• AIM OF THE TASK
According to the board meeting announcement, why did Richfield Financial Services Limited announce its board meeting for Tuesday, March 10, 2026?

• DOCUMENT EXTRACT
__________________________________________________
Richfield Financial Services Limited has announced a board meeting scheduled for Tuesday, March 10, 2026, as per the regulatory requirements under SEBI (Listing Obligations and Disclosure Requirements) Regulations, 2015. The company has formally notified BSE Limited about the upcoming meeting through an official communication dated March 5, 2026.

Board Meeting Agenda

The board meeting will address three significant business matters that require directors' approval and consideration:

Agenda Item Details
Preferential Allotment Allotment of preferential issue of equity shares
Books of Account Approval for keeping books at location other than registered office
Fund Raising Subordinated debts for financial year 2026-27

Key Business Items

Preferential Equity Share Allotment

The primary agenda item involves the allotment of preferential issue of equity shares. This represents a significant corporate action that will require board approval and subsequent regulatory compliance.

Books of Account Relocation

The board will consider approving the keeping of books of account at a place other than the company's registered office. This item was previously scheduled for discussion during the board meeting held on January 6, 2026, but was postponed as per the outcome filed on the same day.
__________________________________________________
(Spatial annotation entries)
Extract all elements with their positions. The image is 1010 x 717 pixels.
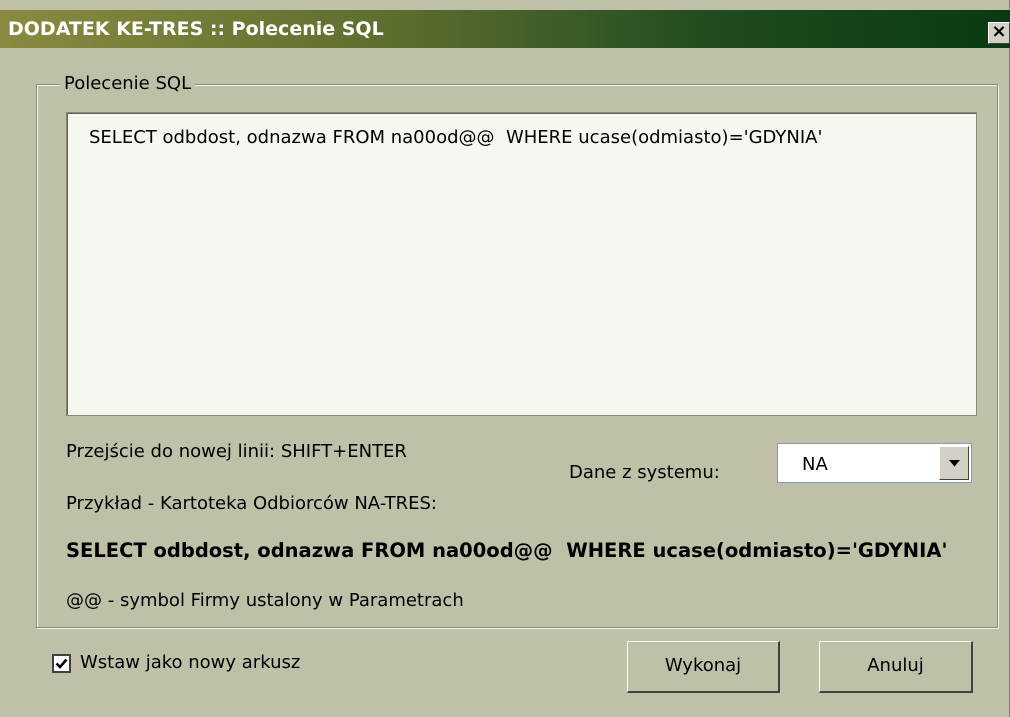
newline-hint: Przejście do nowej linii: SHIFT+ENTER [66, 441, 407, 462]
run-button[interactable]: Wykonaj [627, 641, 780, 693]
system-select-value: NA [802, 454, 828, 475]
groupbox-legend: Polecenie SQL [60, 73, 196, 94]
system-label: Dane z systemu: [569, 462, 720, 483]
window-title: DODATEK KE-TRES :: Polecenie SQL [8, 18, 384, 40]
title-bar[interactable]: DODATEK KE-TRES :: Polecenie SQL × [0, 10, 1010, 48]
system-select[interactable]: NA [777, 443, 972, 483]
example-title: Przykład - Kartoteka Odbiorców NA-TRES: [66, 493, 437, 514]
chevron-down-icon [949, 460, 960, 467]
example-sql: SELECT odbdost, odnazwa FROM na00od@@ WH… [66, 539, 948, 562]
checkmark-icon [55, 658, 68, 669]
system-select-arrow[interactable] [939, 446, 969, 480]
new-sheet-label[interactable]: Wstaw jako nowy arkusz [80, 652, 300, 673]
dialog-window: DODATEK KE-TRES :: Polecenie SQL × Polec… [0, 0, 1010, 717]
sql-editor[interactable]: SELECT odbdost, odnazwa FROM na00od@@ WH… [66, 112, 977, 416]
sql-editor-text: SELECT odbdost, odnazwa FROM na00od@@ WH… [89, 127, 823, 148]
symbol-note: @@ - symbol Firmy ustalony w Parametrach [66, 590, 464, 611]
close-icon: × [991, 21, 1007, 42]
close-button[interactable]: × [988, 22, 1010, 44]
new-sheet-checkbox[interactable] [52, 654, 71, 673]
cancel-button[interactable]: Anuluj [819, 641, 973, 693]
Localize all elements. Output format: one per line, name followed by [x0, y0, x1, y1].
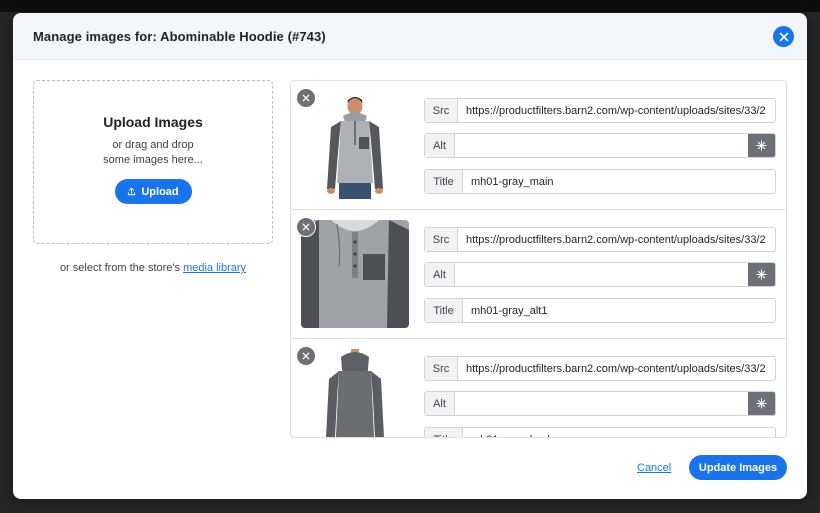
title-field[interactable]: Title mh01-gray_alt1: [424, 298, 776, 323]
alt-field[interactable]: Alt: [424, 262, 776, 287]
title-label: Title: [425, 299, 463, 322]
update-images-button[interactable]: Update Images: [689, 455, 787, 480]
uploader-column: Upload Images or drag and drop some imag…: [33, 80, 273, 274]
modal-header: Manage images for: Abominable Hoodie (#7…: [13, 13, 807, 60]
alt-label: Alt: [425, 392, 455, 415]
src-field[interactable]: Src https://productfilters.barn2.com/wp-…: [424, 356, 776, 381]
dropzone-text: or drag and drop some images here...: [103, 139, 203, 166]
upload-dropzone[interactable]: Upload Images or drag and drop some imag…: [33, 80, 273, 244]
alt-input[interactable]: [455, 134, 748, 157]
title-input[interactable]: mh01-gray_alt1: [463, 299, 775, 322]
alt-field[interactable]: Alt: [424, 391, 776, 416]
src-input[interactable]: https://productfilters.barn2.com/wp-cont…: [458, 228, 775, 251]
title-label: Title: [425, 170, 463, 193]
image-row: Src https://productfilters.barn2.com/wp-…: [291, 210, 786, 339]
src-label: Src: [425, 228, 458, 251]
src-field[interactable]: Src https://productfilters.barn2.com/wp-…: [424, 227, 776, 252]
close-button[interactable]: [773, 26, 794, 47]
upload-icon: [128, 187, 136, 196]
src-input[interactable]: https://productfilters.barn2.com/wp-cont…: [458, 99, 775, 122]
alt-field[interactable]: Alt: [424, 133, 776, 158]
hoodie-back-thumbnail: [301, 349, 409, 437]
generate-alt-button[interactable]: [748, 392, 775, 415]
sparkle-icon: [756, 140, 767, 151]
media-library-line: or select from the store's media library: [33, 262, 273, 274]
src-field[interactable]: Src https://productfilters.barn2.com/wp-…: [424, 98, 776, 123]
title-field[interactable]: Title mh01-gray_back: [424, 427, 776, 438]
images-list[interactable]: Src https://productfilters.barn2.com/wp-…: [290, 80, 787, 438]
alt-input[interactable]: [455, 263, 748, 286]
title-label: Title: [425, 428, 463, 437]
remove-icon: [302, 223, 310, 231]
remove-image-button[interactable]: [296, 346, 316, 366]
hoodie-closeup-image: [301, 220, 409, 328]
close-icon: [779, 32, 788, 41]
dropzone-title: Upload Images: [103, 114, 203, 130]
remove-icon: [302, 352, 310, 360]
upload-button-label: Upload: [141, 185, 179, 198]
generate-alt-button[interactable]: [748, 134, 775, 157]
generate-alt-button[interactable]: [748, 263, 775, 286]
sparkle-icon: [756, 269, 767, 280]
title-input[interactable]: mh01-gray_main: [463, 170, 775, 193]
upload-button[interactable]: Upload: [114, 179, 192, 204]
alt-input[interactable]: [455, 392, 748, 415]
remove-image-button[interactable]: [296, 217, 316, 237]
hoodie-front-image: [301, 91, 409, 199]
cancel-link[interactable]: Cancel: [637, 462, 671, 474]
src-input[interactable]: https://productfilters.barn2.com/wp-cont…: [458, 357, 775, 380]
remove-image-button[interactable]: [296, 88, 316, 108]
media-library-link[interactable]: media library: [183, 262, 246, 274]
hoodie-back-image: [301, 349, 409, 437]
title-field[interactable]: Title mh01-gray_main: [424, 169, 776, 194]
sparkle-icon: [756, 398, 767, 409]
modal-title: Manage images for: Abominable Hoodie (#7…: [33, 28, 326, 44]
remove-icon: [302, 94, 310, 102]
src-label: Src: [425, 99, 458, 122]
modal-footer: Cancel Update Images: [13, 454, 807, 484]
alt-label: Alt: [425, 134, 455, 157]
hoodie-closeup-thumbnail: [301, 220, 409, 328]
backdrop-top-bar: [0, 0, 820, 12]
hoodie-front-thumbnail: [301, 91, 409, 199]
media-library-prefix: or select from the store's: [59, 262, 184, 274]
image-row: Src https://productfilters.barn2.com/wp-…: [291, 339, 786, 438]
title-input[interactable]: mh01-gray_back: [463, 428, 775, 438]
manage-images-modal: Manage images for: Abominable Hoodie (#7…: [13, 13, 807, 499]
image-row: Src https://productfilters.barn2.com/wp-…: [291, 81, 786, 210]
alt-label: Alt: [425, 263, 455, 286]
src-label: Src: [425, 357, 458, 380]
__________________________________________________
• FINAL RESULT
Richfield Financial Services Limited announced the meeting as per the regulatory requirements under SEBI (Listing Obligations and Disclosure Requirements) Regulations, 2015.